• Listed entries:
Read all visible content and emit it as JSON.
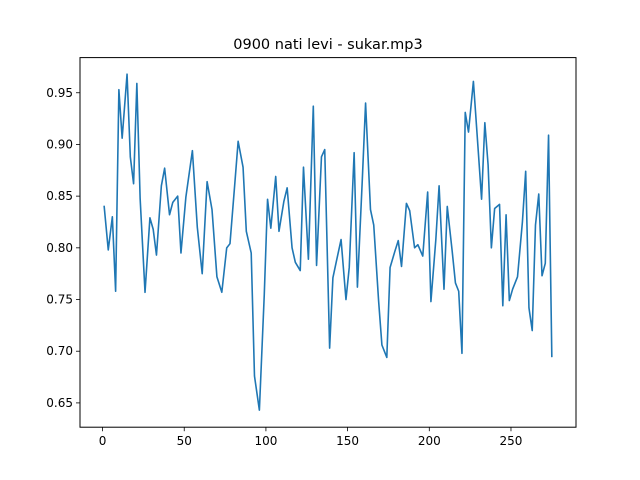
{
  "chart_data": {
    "type": "line",
    "title": "0900 nati levi - sukar.mp3",
    "xlabel": "",
    "ylabel": "",
    "xlim": [
      -13.8,
      289.8
    ],
    "ylim": [
      0.6265,
      0.984
    ],
    "x_ticks": [
      0,
      50,
      100,
      150,
      200,
      250
    ],
    "y_ticks": [
      0.65,
      0.7,
      0.75,
      0.8,
      0.85,
      0.9,
      0.95
    ],
    "y_tick_labels": [
      "0.65",
      "0.70",
      "0.75",
      "0.80",
      "0.85",
      "0.90",
      "0.95"
    ],
    "grid": false,
    "line_color": "#1f77b4",
    "series": [
      {
        "name": "sukar.mp3",
        "x": [
          1,
          3.5,
          6,
          8,
          10,
          12,
          15,
          17,
          19,
          21,
          23,
          26,
          29,
          31,
          33,
          36,
          38,
          41,
          43,
          46,
          48,
          51,
          55,
          58,
          61,
          64,
          67,
          70,
          73,
          76,
          78,
          81,
          83,
          86,
          88,
          91,
          93,
          96,
          99,
          101,
          103,
          106,
          108,
          111,
          113,
          116,
          118,
          121,
          123,
          126,
          129,
          131,
          134,
          136,
          139,
          141,
          143,
          146,
          149,
          151,
          154,
          156,
          159,
          161,
          164,
          166,
          169,
          171,
          174,
          176,
          179,
          181,
          183,
          186,
          188,
          191,
          193,
          196,
          199,
          201,
          204,
          206,
          209,
          211,
          214,
          216,
          218,
          220,
          222,
          224,
          227,
          230,
          232,
          234,
          236,
          238,
          240,
          243,
          245,
          247,
          249,
          251,
          254,
          257,
          259,
          261,
          263,
          265,
          267,
          269,
          271,
          273,
          275
        ],
        "values": [
          0.84,
          0.798,
          0.83,
          0.758,
          0.953,
          0.906,
          0.968,
          0.888,
          0.862,
          0.959,
          0.848,
          0.757,
          0.829,
          0.818,
          0.793,
          0.86,
          0.877,
          0.832,
          0.844,
          0.85,
          0.795,
          0.849,
          0.894,
          0.82,
          0.775,
          0.864,
          0.837,
          0.772,
          0.757,
          0.8,
          0.804,
          0.863,
          0.903,
          0.878,
          0.816,
          0.795,
          0.676,
          0.643,
          0.755,
          0.847,
          0.819,
          0.869,
          0.816,
          0.845,
          0.858,
          0.8,
          0.786,
          0.778,
          0.878,
          0.789,
          0.937,
          0.783,
          0.888,
          0.895,
          0.703,
          0.771,
          0.786,
          0.808,
          0.75,
          0.781,
          0.892,
          0.762,
          0.866,
          0.94,
          0.837,
          0.822,
          0.748,
          0.706,
          0.694,
          0.781,
          0.797,
          0.807,
          0.782,
          0.843,
          0.836,
          0.8,
          0.803,
          0.792,
          0.854,
          0.748,
          0.808,
          0.86,
          0.76,
          0.84,
          0.797,
          0.766,
          0.758,
          0.698,
          0.931,
          0.912,
          0.961,
          0.893,
          0.847,
          0.921,
          0.88,
          0.8,
          0.838,
          0.842,
          0.744,
          0.832,
          0.749,
          0.76,
          0.772,
          0.825,
          0.874,
          0.742,
          0.72,
          0.822,
          0.852,
          0.773,
          0.785,
          0.909,
          0.695
        ]
      }
    ]
  }
}
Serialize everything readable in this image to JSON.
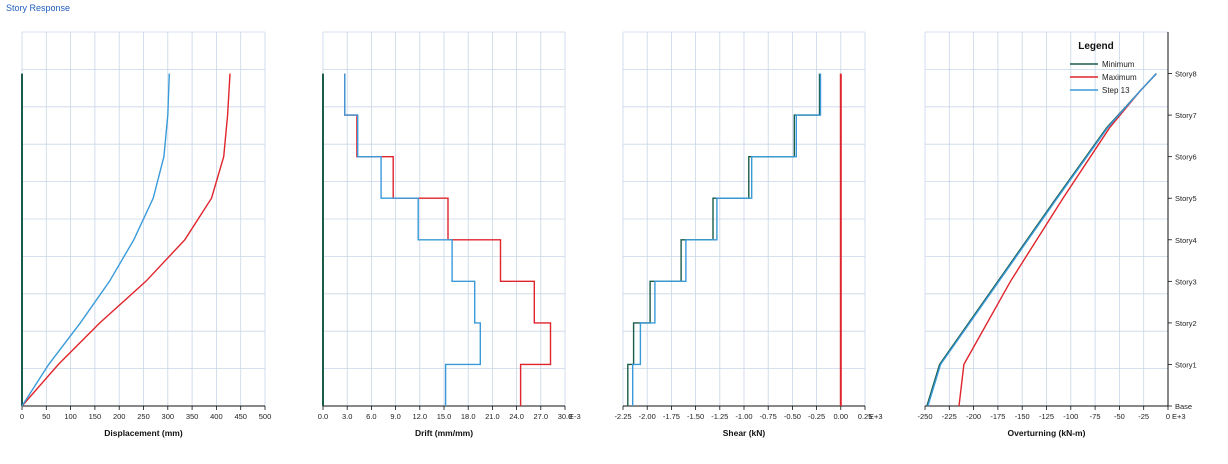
{
  "window": {
    "title": "Story Response"
  },
  "colors": {
    "minimum": "#1a5c4a",
    "maximum": "#e0242c",
    "step": "#3a9ad9",
    "grid": "#c9d6e8",
    "axis": "#111111"
  },
  "legend": {
    "title": "Legend",
    "entries": [
      {
        "label": "Minimum",
        "color": "#1a5c4a"
      },
      {
        "label": "Maximum",
        "color": "#e0242c"
      },
      {
        "label": "Step 13",
        "color": "#3a9ad9"
      }
    ]
  },
  "stories": [
    "Base",
    "Story1",
    "Story2",
    "Story3",
    "Story4",
    "Story5",
    "Story6",
    "Story7",
    "Story8"
  ],
  "chart_data": [
    {
      "type": "line",
      "id": "displacement",
      "xlabel": "Displacement (mm)",
      "xlim": [
        0,
        500
      ],
      "xticks": [
        0,
        50,
        100,
        150,
        200,
        250,
        300,
        350,
        400,
        450,
        500
      ],
      "xtick_labels": [
        "0",
        "50",
        "100",
        "150",
        "200",
        "250",
        "300",
        "350",
        "400",
        "450",
        "500"
      ],
      "x_suffix": "",
      "ylim": [
        0,
        9
      ],
      "series": [
        {
          "key": "minimum",
          "points": [
            [
              0,
              0
            ],
            [
              0,
              8
            ]
          ]
        },
        {
          "key": "maximum",
          "points": [
            [
              0,
              0
            ],
            [
              75,
              1
            ],
            [
              160,
              2
            ],
            [
              255,
              3
            ],
            [
              335,
              4
            ],
            [
              390,
              5
            ],
            [
              415,
              6
            ],
            [
              423,
              7
            ],
            [
              428,
              8
            ]
          ]
        },
        {
          "key": "step",
          "points": [
            [
              0,
              0
            ],
            [
              55,
              1
            ],
            [
              120,
              2
            ],
            [
              180,
              3
            ],
            [
              230,
              4
            ],
            [
              270,
              5
            ],
            [
              292,
              6
            ],
            [
              300,
              7
            ],
            [
              303,
              8
            ]
          ]
        }
      ]
    },
    {
      "type": "line",
      "id": "drift",
      "xlabel": "Drift (mm/mm)",
      "xlim": [
        0,
        30
      ],
      "xticks": [
        0,
        3,
        6,
        9,
        12,
        15,
        18,
        21,
        24,
        27,
        30
      ],
      "xtick_labels": [
        "0.0",
        "3.0",
        "6.0",
        "9.0",
        "12.0",
        "15.0",
        "18.0",
        "21.0",
        "24.0",
        "27.0",
        "30.0"
      ],
      "x_suffix": "E-3",
      "ylim": [
        0,
        9
      ],
      "series": [
        {
          "key": "minimum",
          "points": [
            [
              0,
              0
            ],
            [
              0,
              8
            ]
          ]
        },
        {
          "key": "maximum",
          "points": [
            [
              24.5,
              0
            ],
            [
              24.5,
              1
            ],
            [
              28.2,
              1
            ],
            [
              28.2,
              2
            ],
            [
              26.2,
              2
            ],
            [
              26.2,
              3
            ],
            [
              22,
              3
            ],
            [
              22,
              4
            ],
            [
              15.5,
              4
            ],
            [
              15.5,
              5
            ],
            [
              8.7,
              5
            ],
            [
              8.7,
              6
            ],
            [
              4.2,
              6
            ],
            [
              4.2,
              7
            ],
            [
              2.7,
              7
            ],
            [
              2.7,
              8
            ]
          ]
        },
        {
          "key": "step",
          "points": [
            [
              15.2,
              0
            ],
            [
              15.2,
              1
            ],
            [
              19.5,
              1
            ],
            [
              19.5,
              2
            ],
            [
              18.8,
              2
            ],
            [
              18.8,
              3
            ],
            [
              16,
              3
            ],
            [
              16,
              4
            ],
            [
              11.8,
              4
            ],
            [
              11.8,
              5
            ],
            [
              7.2,
              5
            ],
            [
              7.2,
              6
            ],
            [
              4.3,
              6
            ],
            [
              4.3,
              7
            ],
            [
              2.7,
              7
            ],
            [
              2.7,
              8
            ]
          ]
        }
      ]
    },
    {
      "type": "line",
      "id": "shear",
      "xlabel": "Shear (kN)",
      "xlim": [
        -2.25,
        0.25
      ],
      "xticks": [
        -2.25,
        -2,
        -1.75,
        -1.5,
        -1.25,
        -1,
        -0.75,
        -0.5,
        -0.25,
        0,
        0.25
      ],
      "xtick_labels": [
        "-2.25",
        "-2.00",
        "-1.75",
        "-1.50",
        "-1.25",
        "-1.00",
        "-0.75",
        "-0.50",
        "-0.25",
        "0.00",
        "0.25"
      ],
      "x_suffix": "E+3",
      "ylim": [
        0,
        9
      ],
      "series": [
        {
          "key": "maximum",
          "points": [
            [
              0,
              0
            ],
            [
              0,
              8
            ]
          ]
        },
        {
          "key": "minimum",
          "points": [
            [
              -2.2,
              0
            ],
            [
              -2.2,
              1
            ],
            [
              -2.14,
              1
            ],
            [
              -2.14,
              2
            ],
            [
              -1.97,
              2
            ],
            [
              -1.97,
              3
            ],
            [
              -1.65,
              3
            ],
            [
              -1.65,
              4
            ],
            [
              -1.32,
              4
            ],
            [
              -1.32,
              5
            ],
            [
              -0.95,
              5
            ],
            [
              -0.95,
              6
            ],
            [
              -0.48,
              6
            ],
            [
              -0.48,
              7
            ],
            [
              -0.22,
              7
            ],
            [
              -0.22,
              8
            ]
          ]
        },
        {
          "key": "step",
          "points": [
            [
              -2.15,
              0
            ],
            [
              -2.15,
              1
            ],
            [
              -2.07,
              1
            ],
            [
              -2.07,
              2
            ],
            [
              -1.92,
              2
            ],
            [
              -1.92,
              3
            ],
            [
              -1.6,
              3
            ],
            [
              -1.6,
              4
            ],
            [
              -1.28,
              4
            ],
            [
              -1.28,
              5
            ],
            [
              -0.92,
              5
            ],
            [
              -0.92,
              6
            ],
            [
              -0.46,
              6
            ],
            [
              -0.46,
              7
            ],
            [
              -0.21,
              7
            ],
            [
              -0.21,
              8
            ]
          ]
        }
      ]
    },
    {
      "type": "line",
      "id": "overturning",
      "xlabel": "Overturning (kN-m)",
      "xlim": [
        -250,
        0
      ],
      "xticks": [
        -250,
        -225,
        -200,
        -175,
        -150,
        -125,
        -100,
        -75,
        -50,
        -25,
        0
      ],
      "xtick_labels": [
        "-250",
        "-225",
        "-200",
        "-175",
        "-150",
        "-125",
        "-100",
        "-75",
        "-50",
        "-25",
        "0"
      ],
      "x_suffix": "E+3",
      "ylim": [
        0,
        9
      ],
      "series": [
        {
          "key": "minimum",
          "points": [
            [
              -248,
              0
            ],
            [
              -235,
              1
            ],
            [
              -175,
              3
            ],
            [
              -115,
              5
            ],
            [
              -63,
              6.7
            ],
            [
              -28,
              7.6
            ],
            [
              -12,
              8
            ]
          ]
        },
        {
          "key": "maximum",
          "points": [
            [
              -215,
              0
            ],
            [
              -210,
              1
            ],
            [
              -162,
              3
            ],
            [
              -108,
              5
            ],
            [
              -60,
              6.7
            ],
            [
              -28,
              7.6
            ],
            [
              -12,
              8
            ]
          ]
        },
        {
          "key": "step",
          "points": [
            [
              -247,
              0
            ],
            [
              -234,
              1
            ],
            [
              -174,
              3
            ],
            [
              -114,
              5
            ],
            [
              -62,
              6.7
            ],
            [
              -28,
              7.6
            ],
            [
              -12,
              8
            ]
          ]
        }
      ]
    }
  ]
}
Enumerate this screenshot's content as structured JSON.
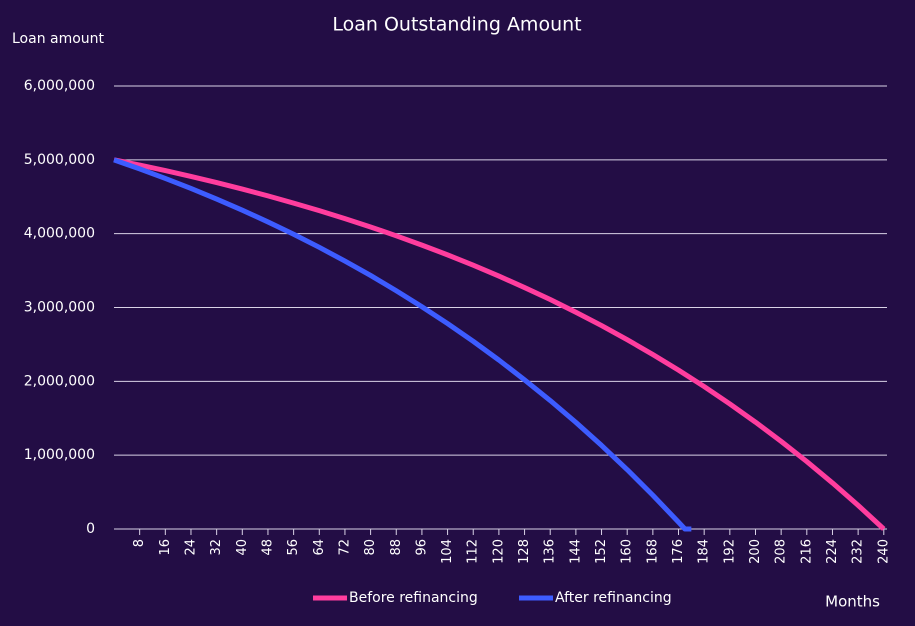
{
  "chart_data": {
    "type": "line",
    "title": "Loan Outstanding Amount",
    "y_label": "Loan amount",
    "x_label": "Months",
    "series": [
      {
        "name": "Before refinancing",
        "color": "#ff3d9e",
        "x": [
          0,
          8,
          16,
          24,
          32,
          40,
          48,
          56,
          64,
          72,
          80,
          88,
          96,
          104,
          112,
          120,
          128,
          136,
          144,
          152,
          160,
          168,
          176,
          184,
          192,
          200,
          208,
          216,
          224,
          232,
          240
        ],
        "values": [
          5000000,
          4929000,
          4854000,
          4775000,
          4692000,
          4604000,
          4512000,
          4414000,
          4312000,
          4204000,
          4091000,
          3971000,
          3845000,
          3713000,
          3573000,
          3426000,
          3270000,
          3108000,
          2936000,
          2755000,
          2564000,
          2363000,
          2152000,
          1929000,
          1694000,
          1447000,
          1187000,
          913000,
          624000,
          320000,
          0
        ]
      },
      {
        "name": "After refinancing",
        "color": "#3d5cff",
        "x": [
          0,
          8,
          16,
          24,
          32,
          40,
          48,
          56,
          64,
          72,
          80,
          88,
          96,
          104,
          112,
          120,
          128,
          136,
          144,
          152,
          160,
          168,
          176,
          178,
          180
        ],
        "values": [
          5000000,
          4877000,
          4748000,
          4612000,
          4469000,
          4318000,
          4159000,
          3992000,
          3815000,
          3629000,
          3434000,
          3227000,
          3010000,
          2782000,
          2542000,
          2288000,
          2020000,
          1740000,
          1444000,
          1132000,
          804000,
          457000,
          93000,
          0,
          0
        ]
      }
    ],
    "xlim": [
      0,
      241
    ],
    "xticks": [
      8,
      16,
      24,
      32,
      40,
      48,
      56,
      64,
      72,
      80,
      88,
      96,
      104,
      112,
      120,
      128,
      136,
      144,
      152,
      160,
      168,
      176,
      184,
      192,
      200,
      208,
      216,
      224,
      232,
      240
    ],
    "ylim": [
      0,
      6000000
    ],
    "yticks": [
      0,
      {
        "value": 1000000,
        "label": "1,000,000"
      },
      {
        "value": 2000000,
        "label": "2,000,000"
      },
      {
        "value": 3000000,
        "label": "3,000,000"
      },
      {
        "value": 4000000,
        "label": "4,000,000"
      },
      {
        "value": 5000000,
        "label": "5,000,000"
      },
      {
        "value": 6000000,
        "label": "6,000,000"
      }
    ],
    "grid": true,
    "legend": "bottom"
  }
}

• Task to carry out:
Show each line of the data that contains the string "JSON".

• Reply to the exercise:
Read all visible content and emit it as JSON.
Serialize everything readable in this image to JSON.
Enumerate this screenshot's content as structured JSON.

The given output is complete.